» **WORK TO COMPLETE**:
1. Using the superannuation article below, decide whether each statement agrees with it: (a) the article promises to name one perfect fund for every reader; (b) the article says super costs are falling significantly; (c) the article looks at historical performance before it looks at costs. Answer each with yes or no and quote the words that decide it.
2. Pick up the superannuation article below at its last line and keep writing it.
--- Begin GIVEN TEXT ---
Low Cost Superannuation - June 2023
Are you an employee of a government Health department who contributes the standard 11% of your income to your Super? Or are your a business owner or GP sole trader who makes ad hoc contributions? Understanding where and how your money is invested is crucial. This article aims to clarify how Superannuation funds utilize Index/ETFs (Exchange Traded Funds) for cost-effective super investments. While super costs are decreasing significantly, it's important to question where the value lies for you as an investor.
So, how do we break down this challenge? First, we'll examine the costs. Then, we'll delve into what you're truly investing in and how it has performed historically. In summary: there won't be a one-size-fits-all "perfect fund" conclusion. Each of us has distinct needs and objectives and this article serves as an educational exercise for you as the reader, and also me as the adviser in writing and researching it.
If you are already bored, please just look at the table at the end to compare returns after costs. Or book a meeting and we will tell you if there is value in seeking advice or if you are fine where you are.
“Low cost is always best!”
--- End GIVEN TEXT ---
--- Begin DATA SUPPLIED ---
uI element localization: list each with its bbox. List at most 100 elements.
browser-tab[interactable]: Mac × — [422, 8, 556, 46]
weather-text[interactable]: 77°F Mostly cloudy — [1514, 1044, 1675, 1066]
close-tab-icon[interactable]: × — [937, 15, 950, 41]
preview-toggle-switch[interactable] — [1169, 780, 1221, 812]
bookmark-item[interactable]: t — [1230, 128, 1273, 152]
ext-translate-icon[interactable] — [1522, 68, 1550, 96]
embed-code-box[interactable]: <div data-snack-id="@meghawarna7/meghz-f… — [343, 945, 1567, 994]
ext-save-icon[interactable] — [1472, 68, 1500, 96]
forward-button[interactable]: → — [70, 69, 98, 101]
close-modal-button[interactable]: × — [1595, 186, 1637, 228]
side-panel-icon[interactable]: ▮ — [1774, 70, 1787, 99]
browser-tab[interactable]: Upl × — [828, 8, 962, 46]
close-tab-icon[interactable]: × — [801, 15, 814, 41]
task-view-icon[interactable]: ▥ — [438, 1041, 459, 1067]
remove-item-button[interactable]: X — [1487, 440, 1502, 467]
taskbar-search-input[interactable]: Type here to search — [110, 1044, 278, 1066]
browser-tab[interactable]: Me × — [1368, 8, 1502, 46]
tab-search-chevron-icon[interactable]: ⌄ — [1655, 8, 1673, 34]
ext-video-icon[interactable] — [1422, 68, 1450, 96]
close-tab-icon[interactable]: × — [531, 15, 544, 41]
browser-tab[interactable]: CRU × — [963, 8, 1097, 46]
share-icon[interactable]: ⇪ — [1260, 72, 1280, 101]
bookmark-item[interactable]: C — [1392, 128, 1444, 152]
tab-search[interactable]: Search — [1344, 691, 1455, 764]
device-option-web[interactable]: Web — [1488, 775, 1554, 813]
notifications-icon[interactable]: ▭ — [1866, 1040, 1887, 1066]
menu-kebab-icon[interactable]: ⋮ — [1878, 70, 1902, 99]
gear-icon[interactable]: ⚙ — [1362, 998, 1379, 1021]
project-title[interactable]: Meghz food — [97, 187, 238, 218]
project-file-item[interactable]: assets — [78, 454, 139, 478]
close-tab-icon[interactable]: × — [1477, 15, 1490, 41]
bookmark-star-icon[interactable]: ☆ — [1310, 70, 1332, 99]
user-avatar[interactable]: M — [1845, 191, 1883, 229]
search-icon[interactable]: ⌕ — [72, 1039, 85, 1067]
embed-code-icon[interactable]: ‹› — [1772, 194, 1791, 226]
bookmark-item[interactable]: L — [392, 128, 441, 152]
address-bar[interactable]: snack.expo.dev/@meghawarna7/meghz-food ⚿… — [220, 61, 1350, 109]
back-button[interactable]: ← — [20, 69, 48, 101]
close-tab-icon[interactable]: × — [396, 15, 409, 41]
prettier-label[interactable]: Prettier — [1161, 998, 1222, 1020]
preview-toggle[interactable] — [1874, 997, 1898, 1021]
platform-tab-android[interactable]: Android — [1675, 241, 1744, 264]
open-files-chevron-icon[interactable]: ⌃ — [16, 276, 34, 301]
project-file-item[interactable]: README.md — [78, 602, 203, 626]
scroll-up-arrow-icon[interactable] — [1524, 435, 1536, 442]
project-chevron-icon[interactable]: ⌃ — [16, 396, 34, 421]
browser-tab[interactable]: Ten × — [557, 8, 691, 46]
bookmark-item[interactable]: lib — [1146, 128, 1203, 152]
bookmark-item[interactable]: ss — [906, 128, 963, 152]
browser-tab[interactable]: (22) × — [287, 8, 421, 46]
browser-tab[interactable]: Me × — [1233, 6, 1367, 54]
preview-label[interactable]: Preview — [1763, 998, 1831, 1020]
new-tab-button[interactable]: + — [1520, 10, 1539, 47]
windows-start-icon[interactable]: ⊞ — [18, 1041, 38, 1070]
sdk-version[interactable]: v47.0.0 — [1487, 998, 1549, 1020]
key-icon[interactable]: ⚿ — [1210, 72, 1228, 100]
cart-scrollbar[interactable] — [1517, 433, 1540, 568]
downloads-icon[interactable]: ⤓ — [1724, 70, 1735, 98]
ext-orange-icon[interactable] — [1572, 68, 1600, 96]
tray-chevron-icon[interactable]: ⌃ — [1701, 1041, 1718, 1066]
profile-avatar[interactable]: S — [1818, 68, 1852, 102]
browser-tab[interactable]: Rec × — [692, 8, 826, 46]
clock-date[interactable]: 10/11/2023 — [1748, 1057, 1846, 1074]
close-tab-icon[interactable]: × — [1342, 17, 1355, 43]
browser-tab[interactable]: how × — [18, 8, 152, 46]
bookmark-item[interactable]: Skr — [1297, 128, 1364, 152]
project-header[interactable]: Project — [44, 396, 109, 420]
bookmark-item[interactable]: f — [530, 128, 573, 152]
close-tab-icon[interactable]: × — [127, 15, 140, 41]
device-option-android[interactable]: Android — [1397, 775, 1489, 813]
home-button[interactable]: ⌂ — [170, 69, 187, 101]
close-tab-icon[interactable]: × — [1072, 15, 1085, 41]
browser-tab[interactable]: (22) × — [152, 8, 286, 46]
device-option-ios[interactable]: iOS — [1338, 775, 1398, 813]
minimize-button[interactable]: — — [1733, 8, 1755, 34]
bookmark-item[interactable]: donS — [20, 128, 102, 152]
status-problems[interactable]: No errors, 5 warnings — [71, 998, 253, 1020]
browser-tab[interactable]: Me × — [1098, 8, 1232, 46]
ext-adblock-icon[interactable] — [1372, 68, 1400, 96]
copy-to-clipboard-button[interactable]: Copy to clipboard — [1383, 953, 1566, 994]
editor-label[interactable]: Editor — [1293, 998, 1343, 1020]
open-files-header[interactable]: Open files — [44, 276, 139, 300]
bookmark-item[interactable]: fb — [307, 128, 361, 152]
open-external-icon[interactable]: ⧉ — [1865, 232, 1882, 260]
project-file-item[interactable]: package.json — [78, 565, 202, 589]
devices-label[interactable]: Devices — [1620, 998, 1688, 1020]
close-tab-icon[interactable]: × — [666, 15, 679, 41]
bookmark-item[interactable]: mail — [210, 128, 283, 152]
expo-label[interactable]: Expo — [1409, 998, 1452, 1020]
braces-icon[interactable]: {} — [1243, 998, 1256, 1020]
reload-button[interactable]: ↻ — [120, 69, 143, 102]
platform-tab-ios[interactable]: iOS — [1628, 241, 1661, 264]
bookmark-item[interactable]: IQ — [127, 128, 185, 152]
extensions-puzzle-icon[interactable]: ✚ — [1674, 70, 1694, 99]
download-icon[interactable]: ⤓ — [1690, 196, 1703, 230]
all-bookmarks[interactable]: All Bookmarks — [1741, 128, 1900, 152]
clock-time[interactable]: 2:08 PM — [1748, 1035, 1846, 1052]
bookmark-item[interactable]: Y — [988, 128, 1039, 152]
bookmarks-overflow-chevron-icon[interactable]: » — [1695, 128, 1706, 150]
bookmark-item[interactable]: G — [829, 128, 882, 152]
--- End DATA SUPPLIED ---
» **RESPONSES BY TASK**:
1.
(a) No: "there won't be a one-size-fits-all"
(b) Yes: "While super costs are decreasing significantly"
(c) No: "First, we'll examine the costs. Then, we'll delve into what you're truly investing in and how it has performed historically."

2.
While this holds true when comparing identical items, it's seldom the case. As an advisor, I emphasise transparency and functionality. These aspects enable me to provide sound advice based on my experience and philosophy. If your aim is to invest in super and let it grow for decades without constant concern, the fundamental “cost versus return” equation becomes most significant overall.
However, understanding what your fund invests in adds another layer to this seemingly straightforward risk/return equation. Yet, as a doctor juggling young kids and countless responsibilities, this aspect is likely not your top priority. Keep in mind that Superannuation is well-regulated. Despite the common tricks and misconceptions employed by those vying for your investment in this competitive market, you'll likely encounter similar offerings across most providers you can access directly.
Naturally, there's the option of establishing a Self-Managed Super Fund (SMSF) and venturing into uncharted territory, which carries substantial risk. But that's a conversation for another occasion.
Balancing Pros and Cons
As with any multifaceted problem, there's a multitude of pros and cons within each solution. This understanding can help shed light on various aspects you might not have previously considered.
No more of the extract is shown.